What is needed: Pictures within the data are to be left out; everything else must be reproduced exactly.

Dataset:

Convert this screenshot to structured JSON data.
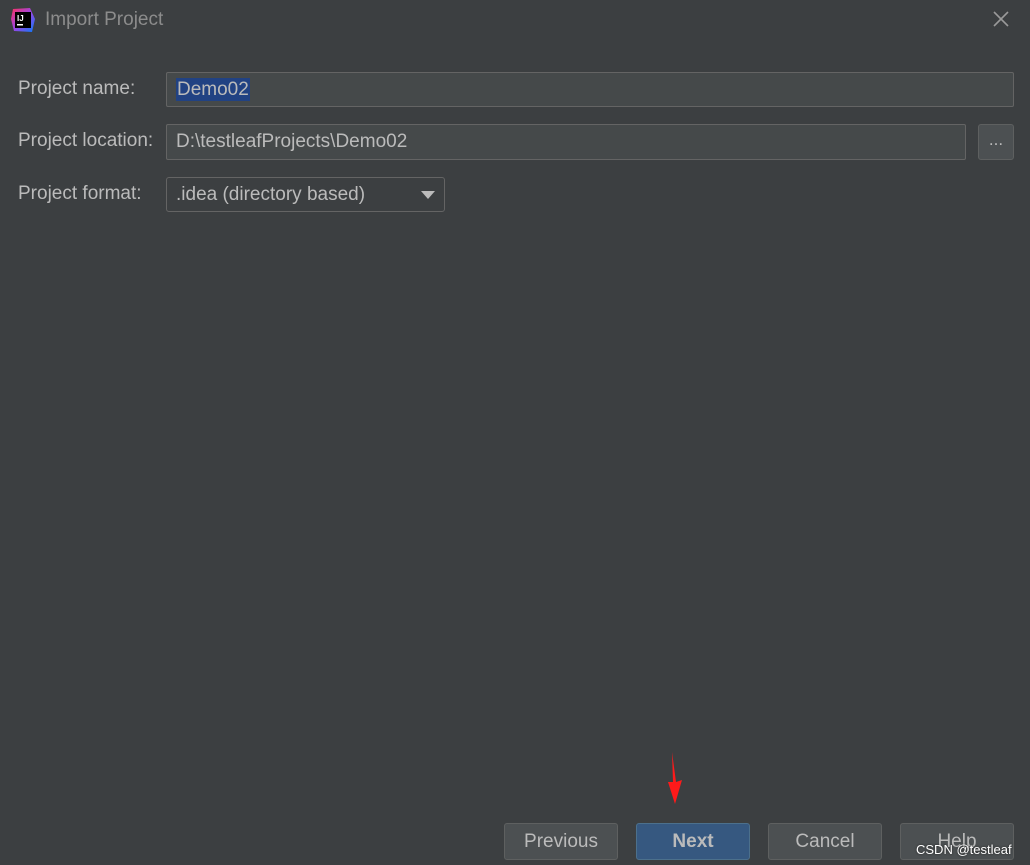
{
  "window": {
    "title": "Import Project",
    "icon": "intellij-idea-icon",
    "icon_text": "IJ"
  },
  "form": {
    "name_label": "Project name:",
    "name_value": "Demo02",
    "location_label": "Project location:",
    "location_value": "D:\\testleafProjects\\Demo02",
    "browse_label": "...",
    "format_label": "Project format:",
    "format_selected": ".idea (directory based)"
  },
  "buttons": {
    "previous": "Previous",
    "next": "Next",
    "cancel": "Cancel",
    "help": "Help"
  },
  "annotation": {
    "arrow_color": "#ff1a1a"
  },
  "watermark": "CSDN @testleaf",
  "colors": {
    "background": "#3c3f41",
    "field_bg": "#45494a",
    "selection": "#214283",
    "primary_button": "#365880"
  }
}
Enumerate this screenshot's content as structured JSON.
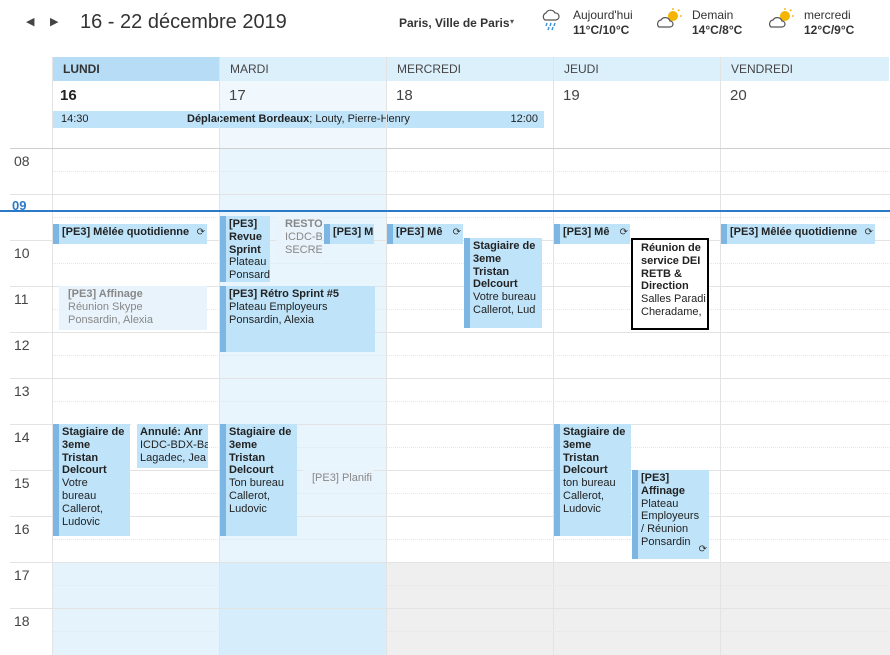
{
  "header": {
    "prev_icon": "caret-left",
    "next_icon": "caret-right",
    "date_range": "16 - 22 décembre 2019",
    "location": "Paris, Ville de Paris",
    "location_caret": "▾"
  },
  "weather": [
    {
      "label": "Aujourd'hui",
      "temp": "11°C/10°C",
      "icon": "rain-cloud"
    },
    {
      "label": "Demain",
      "temp": "14°C/8°C",
      "icon": "sun-cloud"
    },
    {
      "label": "mercredi",
      "temp": "12°C/9°C",
      "icon": "sun-cloud"
    }
  ],
  "days": [
    {
      "name": "LUNDI",
      "num": "16"
    },
    {
      "name": "MARDI",
      "num": "17"
    },
    {
      "name": "MERCREDI",
      "num": "18"
    },
    {
      "name": "JEUDI",
      "num": "19"
    },
    {
      "name": "VENDREDI",
      "num": "20"
    }
  ],
  "allday": {
    "start": "14:30",
    "title": "Déplacement Bordeaux",
    "who": "; Louty, Pierre-Henry",
    "end": "12:00"
  },
  "hours": [
    "08",
    "09",
    "10",
    "11",
    "12",
    "13",
    "14",
    "15",
    "16",
    "17",
    "18"
  ],
  "events": {
    "mon_melee": {
      "title": "[PE3] Mêlée quotidienne"
    },
    "tue_revue": {
      "title": "[PE3] Revue Sprint",
      "lines": [
        "Plateau",
        "Ponsard"
      ]
    },
    "tue_resto": {
      "title": "RESTO",
      "lines": [
        "ICDC-BI",
        "SECRET"
      ]
    },
    "tue_melee": {
      "title": "[PE3] M"
    },
    "wed_melee": {
      "title": "[PE3] Mê"
    },
    "thu_melee": {
      "title": "[PE3] Mê"
    },
    "fri_melee": {
      "title": "[PE3] Mêlée quotidienne"
    },
    "wed_stagiaire": {
      "title": "Stagiaire de 3eme Tristan Delcourt",
      "lines": [
        "Votre bureau",
        "Callerot, Lud"
      ]
    },
    "thu_reunion": {
      "title": "Réunion de service DEI RETB & Direction",
      "lines": [
        "Salles Paradi",
        "Cheradame,"
      ]
    },
    "mon_affinage": {
      "title": "[PE3] Affinage",
      "lines": [
        "Réunion Skype",
        "Ponsardin, Alexia"
      ]
    },
    "tue_retro": {
      "title": "[PE3] Rétro Sprint #5",
      "lines": [
        "Plateau Employeurs",
        "Ponsardin, Alexia"
      ]
    },
    "mon_stagiaire": {
      "title": "Stagiaire de 3eme Tristan Delcourt",
      "lines": [
        "Votre",
        "bureau",
        "Callerot,",
        "Ludovic"
      ]
    },
    "mon_annule": {
      "title": "Annulé: Anr",
      "lines": [
        "ICDC-BDX-Ba",
        "Lagadec, Jea"
      ]
    },
    "tue_stagiaire": {
      "title": "Stagiaire de 3eme Tristan Delcourt",
      "lines": [
        "Ton bureau",
        "Callerot,",
        "Ludovic"
      ]
    },
    "tue_planif": {
      "title": "[PE3] Planifi"
    },
    "thu_stagiaire": {
      "title": "Stagiaire de 3eme Tristan Delcourt",
      "lines": [
        "ton bureau",
        "Callerot,",
        "Ludovic"
      ]
    },
    "thu_affinage": {
      "title": "[PE3] Affinage",
      "lines": [
        "Plateau",
        "Employeurs",
        "/ Réunion",
        "Ponsardin"
      ]
    }
  }
}
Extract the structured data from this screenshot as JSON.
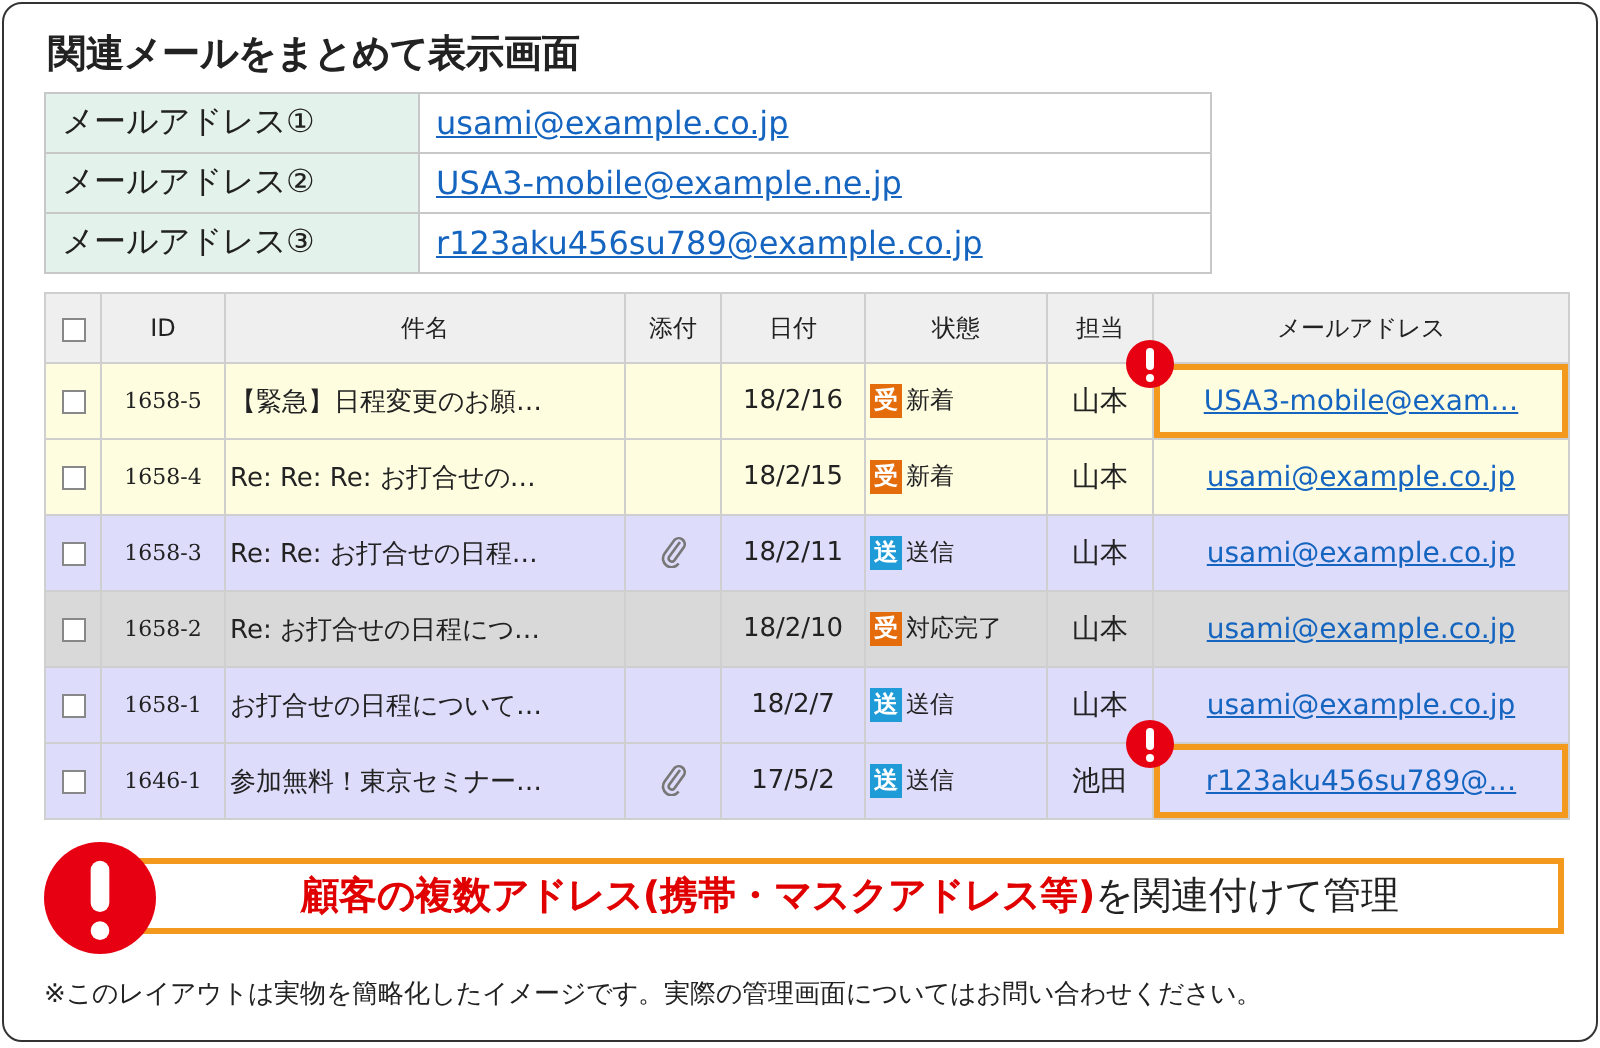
{
  "title": "関連メールをまとめて表示画面",
  "addresses": [
    {
      "label": "メールアドレス①",
      "value": "usami@example.co.jp"
    },
    {
      "label": "メールアドレス②",
      "value": "USA3-mobile@example.ne.jp"
    },
    {
      "label": "メールアドレス③",
      "value": "r123aku456su789@example.co.jp"
    }
  ],
  "table": {
    "header_checked": false,
    "columns": [
      "ID",
      "件名",
      "添付",
      "日付",
      "状態",
      "担当",
      "メールアドレス"
    ],
    "rows": [
      {
        "kind": "new",
        "checked": false,
        "id": "1658-5",
        "subject": "【緊急】日程変更のお願…",
        "attachment": false,
        "date": "18/2/16",
        "status_badge": {
          "kind": "received",
          "text": "受"
        },
        "status": "新着",
        "owner": "山本",
        "email": "USA3-mobile@exam…",
        "highlighted": true
      },
      {
        "kind": "new",
        "checked": false,
        "id": "1658-4",
        "subject": "Re: Re: Re: お打合せの…",
        "attachment": false,
        "date": "18/2/15",
        "status_badge": {
          "kind": "received",
          "text": "受"
        },
        "status": "新着",
        "owner": "山本",
        "email": "usami@example.co.jp",
        "highlighted": false
      },
      {
        "kind": "sent",
        "checked": false,
        "id": "1658-3",
        "subject": "Re: Re: お打合せの日程…",
        "attachment": true,
        "date": "18/2/11",
        "status_badge": {
          "kind": "sent",
          "text": "送"
        },
        "status": "送信",
        "owner": "山本",
        "email": "usami@example.co.jp",
        "highlighted": false
      },
      {
        "kind": "done",
        "checked": false,
        "id": "1658-2",
        "subject": "Re: お打合せの日程につ…",
        "attachment": false,
        "date": "18/2/10",
        "status_badge": {
          "kind": "received",
          "text": "受"
        },
        "status": "対応完了",
        "owner": "山本",
        "email": "usami@example.co.jp",
        "highlighted": false
      },
      {
        "kind": "sent",
        "checked": false,
        "id": "1658-1",
        "subject": "お打合せの日程について…",
        "attachment": false,
        "date": "18/2/7",
        "status_badge": {
          "kind": "sent",
          "text": "送"
        },
        "status": "送信",
        "owner": "山本",
        "email": "usami@example.co.jp",
        "highlighted": false
      },
      {
        "kind": "sent",
        "checked": false,
        "id": "1646-1",
        "subject": "参加無料！東京セミナー…",
        "attachment": true,
        "date": "17/5/2",
        "status_badge": {
          "kind": "sent",
          "text": "送"
        },
        "status": "送信",
        "owner": "池田",
        "email": "r123aku456su789@…",
        "highlighted": true
      }
    ]
  },
  "banner": "**顧客の複数アドレス(携帯・マスクアドレス等)**を関連付けて管理",
  "footnote": "※このレイアウトは実物を簡略化したイメージです。実際の管理画面についてはお問い合わせください。"
}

Result:
Convert this screenshot to structured JSON data.
{
  "window": {
    "title": "Import Project",
    "icon": "intellij-idea-icon",
    "icon_text": "IJ"
  },
  "form": {
    "name_label": "Project name:",
    "name_value": "Demo02",
    "location_label": "Project location:",
    "location_value": "D:\\testleafProjects\\Demo02",
    "browse_label": "...",
    "format_label": "Project format:",
    "format_selected": ".idea (directory based)"
  },
  "buttons": {
    "previous": "Previous",
    "next": "Next",
    "cancel": "Cancel",
    "help": "Help"
  },
  "annotation": {
    "arrow_color": "#ff1a1a"
  },
  "watermark": "CSDN @testleaf",
  "colors": {
    "background": "#3c3f41",
    "field_bg": "#45494a",
    "selection": "#214283",
    "primary_button": "#365880"
  }
}
Enumerate this screenshot's content as structured JSON.
{
  "header": {
    "prev_icon": "caret-left",
    "next_icon": "caret-right",
    "date_range": "16 - 22 décembre 2019",
    "location": "Paris, Ville de Paris",
    "location_caret": "▾"
  },
  "weather": [
    {
      "label": "Aujourd'hui",
      "temp": "11°C/10°C",
      "icon": "rain-cloud"
    },
    {
      "label": "Demain",
      "temp": "14°C/8°C",
      "icon": "sun-cloud"
    },
    {
      "label": "mercredi",
      "temp": "12°C/9°C",
      "icon": "sun-cloud"
    }
  ],
  "days": [
    {
      "name": "LUNDI",
      "num": "16"
    },
    {
      "name": "MARDI",
      "num": "17"
    },
    {
      "name": "MERCREDI",
      "num": "18"
    },
    {
      "name": "JEUDI",
      "num": "19"
    },
    {
      "name": "VENDREDI",
      "num": "20"
    }
  ],
  "allday": {
    "start": "14:30",
    "title": "Déplacement Bordeaux",
    "who": "; Louty, Pierre-Henry",
    "end": "12:00"
  },
  "hours": [
    "08",
    "09",
    "10",
    "11",
    "12",
    "13",
    "14",
    "15",
    "16",
    "17",
    "18"
  ],
  "events": {
    "mon_melee": {
      "title": "[PE3] Mêlée quotidienne"
    },
    "tue_revue": {
      "title": "[PE3] Revue Sprint",
      "lines": [
        "Plateau",
        "Ponsard"
      ]
    },
    "tue_resto": {
      "title": "RESTO",
      "lines": [
        "ICDC-BI",
        "SECRET"
      ]
    },
    "tue_melee": {
      "title": "[PE3] M"
    },
    "wed_melee": {
      "title": "[PE3] Mê"
    },
    "thu_melee": {
      "title": "[PE3] Mê"
    },
    "fri_melee": {
      "title": "[PE3] Mêlée quotidienne"
    },
    "wed_stagiaire": {
      "title": "Stagiaire de 3eme Tristan Delcourt",
      "lines": [
        "Votre bureau",
        "Callerot, Lud"
      ]
    },
    "thu_reunion": {
      "title": "Réunion de service DEI RETB & Direction",
      "lines": [
        "Salles Paradi",
        "Cheradame,"
      ]
    },
    "mon_affinage": {
      "title": "[PE3] Affinage",
      "lines": [
        "Réunion Skype",
        "Ponsardin, Alexia"
      ]
    },
    "tue_retro": {
      "title": "[PE3] Rétro Sprint #5",
      "lines": [
        "Plateau Employeurs",
        "Ponsardin, Alexia"
      ]
    },
    "mon_stagiaire": {
      "title": "Stagiaire de 3eme Tristan Delcourt",
      "lines": [
        "Votre",
        "bureau",
        "Callerot,",
        "Ludovic"
      ]
    },
    "mon_annule": {
      "title": "Annulé: Anr",
      "lines": [
        "ICDC-BDX-Ba",
        "Lagadec, Jea"
      ]
    },
    "tue_stagiaire": {
      "title": "Stagiaire de 3eme Tristan Delcourt",
      "lines": [
        "Ton bureau",
        "Callerot,",
        "Ludovic"
      ]
    },
    "tue_planif": {
      "title": "[PE3] Planifi"
    },
    "thu_stagiaire": {
      "title": "Stagiaire de 3eme Tristan Delcourt",
      "lines": [
        "ton bureau",
        "Callerot,",
        "Ludovic"
      ]
    },
    "thu_affinage": {
      "title": "[PE3] Affinage",
      "lines": [
        "Plateau",
        "Employeurs",
        "/ Réunion",
        "Ponsardin"
      ]
    }
  }
}
Extract the structured data from this screenshot as JSON.
{
  "title": "関連メールをまとめて表示画面",
  "addresses": [
    {
      "label": "メールアドレス①",
      "value": "usami@example.co.jp"
    },
    {
      "label": "メールアドレス②",
      "value": "USA3-mobile@example.ne.jp"
    },
    {
      "label": "メールアドレス③",
      "value": "r123aku456su789@example.co.jp"
    }
  ],
  "table": {
    "header_checked": false,
    "columns": [
      "ID",
      "件名",
      "添付",
      "日付",
      "状態",
      "担当",
      "メールアドレス"
    ],
    "rows": [
      {
        "kind": "new",
        "checked": false,
        "id": "1658-5",
        "subject": "【緊急】日程変更のお願…",
        "attachment": false,
        "date": "18/2/16",
        "status_badge": {
          "kind": "received",
          "text": "受"
        },
        "status": "新着",
        "owner": "山本",
        "email": "USA3-mobile@exam…",
        "highlighted": true
      },
      {
        "kind": "new",
        "checked": false,
        "id": "1658-4",
        "subject": "Re: Re: Re: お打合せの…",
        "attachment": false,
        "date": "18/2/15",
        "status_badge": {
          "kind": "received",
          "text": "受"
        },
        "status": "新着",
        "owner": "山本",
        "email": "usami@example.co.jp",
        "highlighted": false
      },
      {
        "kind": "sent",
        "checked": false,
        "id": "1658-3",
        "subject": "Re: Re: お打合せの日程…",
        "attachment": true,
        "date": "18/2/11",
        "status_badge": {
          "kind": "sent",
          "text": "送"
        },
        "status": "送信",
        "owner": "山本",
        "email": "usami@example.co.jp",
        "highlighted": false
      },
      {
        "kind": "done",
        "checked": false,
        "id": "1658-2",
        "subject": "Re: お打合せの日程につ…",
        "attachment": false,
        "date": "18/2/10",
        "status_badge": {
          "kind": "received",
          "text": "受"
        },
        "status": "対応完了",
        "owner": "山本",
        "email": "usami@example.co.jp",
        "highlighted": false
      },
      {
        "kind": "sent",
        "checked": false,
        "id": "1658-1",
        "subject": "お打合せの日程について…",
        "attachment": false,
        "date": "18/2/7",
        "status_badge": {
          "kind": "sent",
          "text": "送"
        },
        "status": "送信",
        "owner": "山本",
        "email": "usami@example.co.jp",
        "highlighted": false
      },
      {
        "kind": "sent",
        "checked": false,
        "id": "1646-1",
        "subject": "参加無料！東京セミナー…",
        "attachment": true,
        "date": "17/5/2",
        "status_badge": {
          "kind": "sent",
          "text": "送"
        },
        "status": "送信",
        "owner": "池田",
        "email": "r123aku456su789@…",
        "highlighted": true
      }
    ]
  },
  "banner": "**顧客の複数アドレス(携帯・マスクアドレス等)**を関連付けて管理",
  "footnote": "※このレイアウトは実物を簡略化したイメージです。実際の管理画面についてはお問い合わせください。"
}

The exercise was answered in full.